:: What you need to do ::
From the listing below, pull out the lines that hold "轴的静矩为".

:: Input data ::
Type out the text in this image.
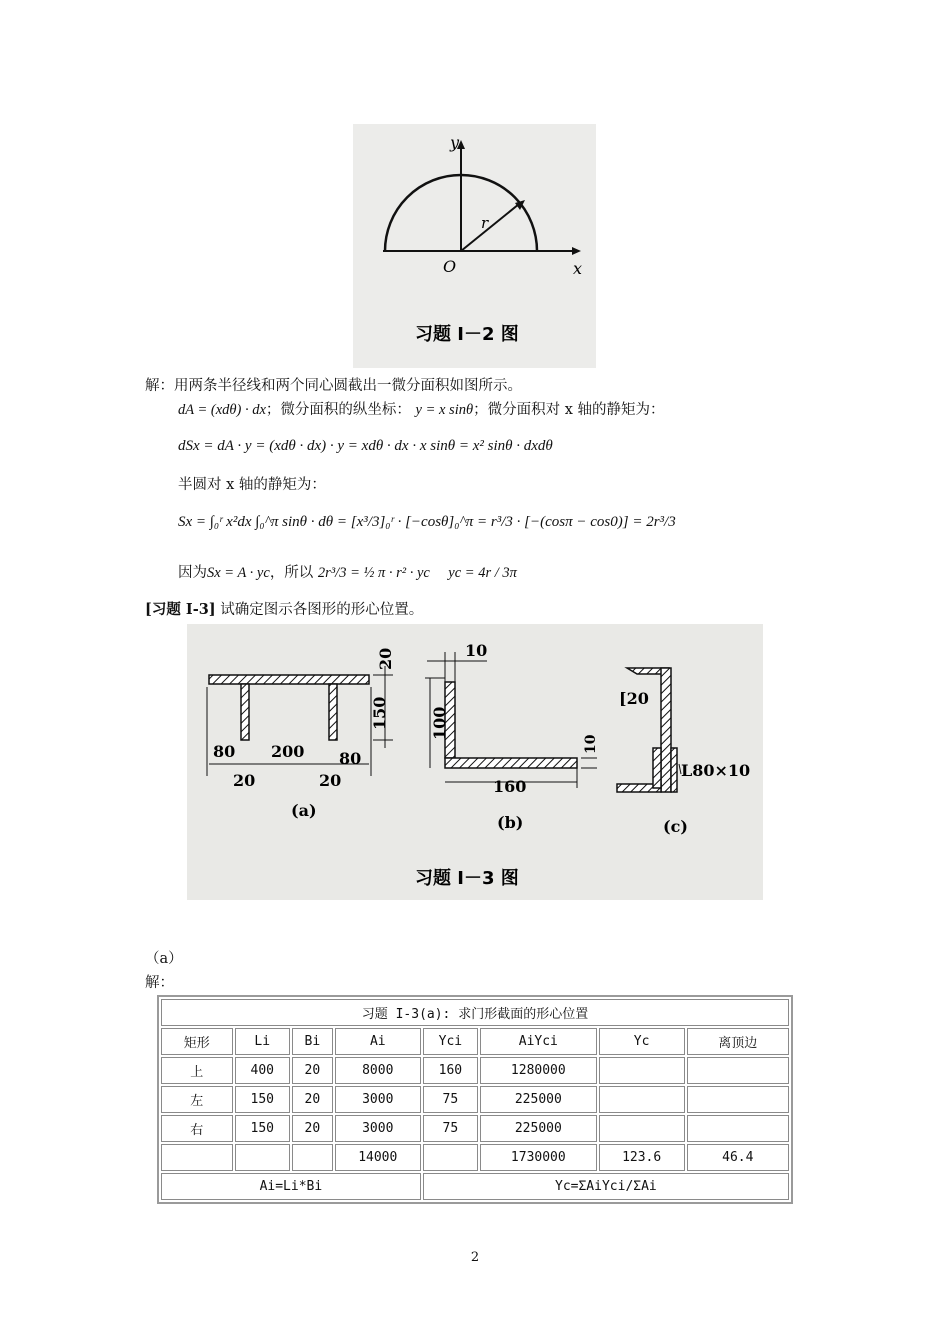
y
x
O
r
习题 I－2 图
解：用两条半径线和两个同心圆截出一微分面积如图所示。
dA = (xdθ) · dx；微分面积的纵坐标： y = x sinθ；微分面积对 x 轴的静矩为：
dSx = dA · y = (xdθ · dx) · y = xdθ · dx · x sinθ = x² sinθ · dxdθ
半圆对 x 轴的静矩为：
Sx = ∫₀ʳ x²dx ∫₀^π sinθ · dθ = [x³/3]₀ʳ · [−cosθ]₀^π = r³/3 · [−(cosπ − cos0)] = 2r³/3
因为Sx = A · yc，所以 2r³/3 = ½ π · r² · yc yc = 4r / 3π
[习题 I-3] 试确定图示各图形的形心位置。
20
150
80 200 80
20	20
(a)
10
100
10
160
(b)
[20
L80×10
(c)
习题 I－3 图
（a）
解：
习题 I-3(a): 求门形截面的形心位置							
矩形	Li	Bi	Ai	Yci	AiYci	Yc	离顶边
上	400	20	8000	160	1280000		
左	150	20	3000	75	225000		
右	150	20	3000	75	225000		
			14000		1730000	123.6	46.4
Ai=Li*Bi				Yc=ΣAiYci/ΣAi			
2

:: Task response ::
dA = (xdθ) · dx；微分面积的纵坐标： y = x sinθ；微分面积对 x 轴的静矩为：
半圆对 x 轴的静矩为：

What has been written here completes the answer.